▶ Exercise requirements: Find each line holding the word "Credential" and give the number of such lines, nothing else.
++++
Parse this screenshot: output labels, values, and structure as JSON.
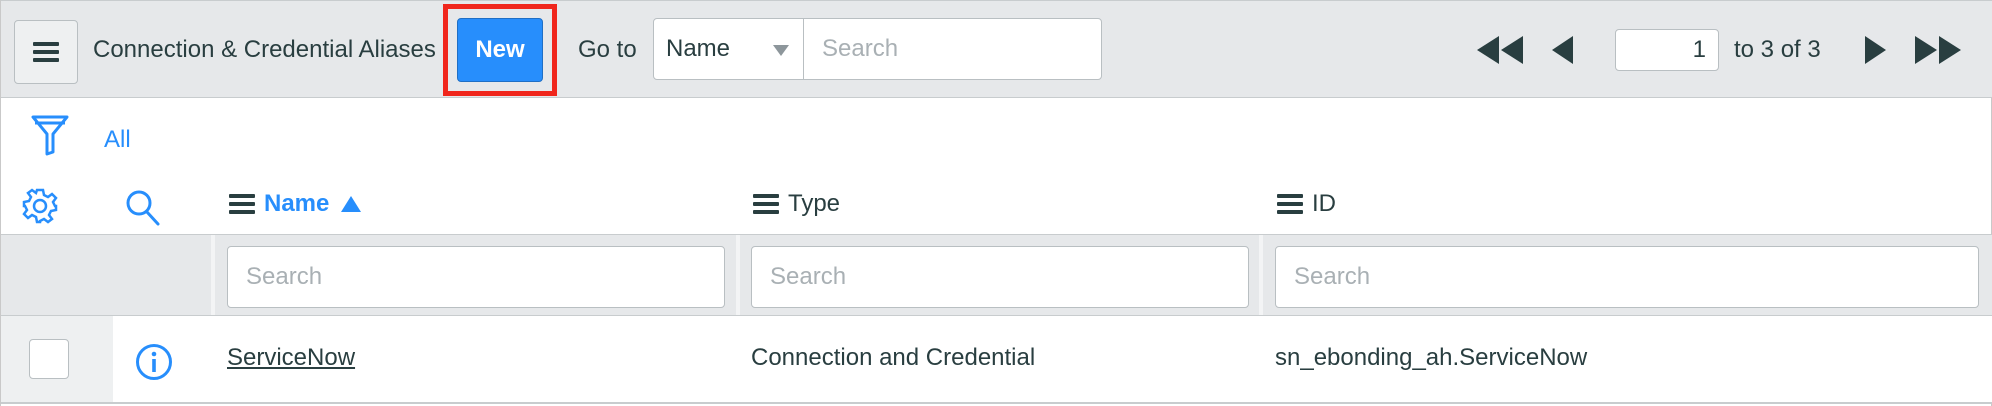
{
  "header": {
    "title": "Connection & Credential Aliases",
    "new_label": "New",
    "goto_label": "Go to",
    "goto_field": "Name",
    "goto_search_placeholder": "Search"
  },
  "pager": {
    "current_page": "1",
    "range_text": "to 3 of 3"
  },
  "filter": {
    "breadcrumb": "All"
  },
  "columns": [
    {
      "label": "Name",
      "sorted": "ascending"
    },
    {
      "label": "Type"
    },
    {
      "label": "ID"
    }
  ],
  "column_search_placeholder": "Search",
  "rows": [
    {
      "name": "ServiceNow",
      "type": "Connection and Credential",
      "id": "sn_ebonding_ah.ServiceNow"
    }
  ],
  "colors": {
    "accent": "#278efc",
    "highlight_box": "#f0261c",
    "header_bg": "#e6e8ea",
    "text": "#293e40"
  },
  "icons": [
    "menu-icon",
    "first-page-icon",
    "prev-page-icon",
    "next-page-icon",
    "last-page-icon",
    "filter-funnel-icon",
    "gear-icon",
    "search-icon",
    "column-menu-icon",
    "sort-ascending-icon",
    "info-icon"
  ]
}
++++
▶ Response to the exercise: 2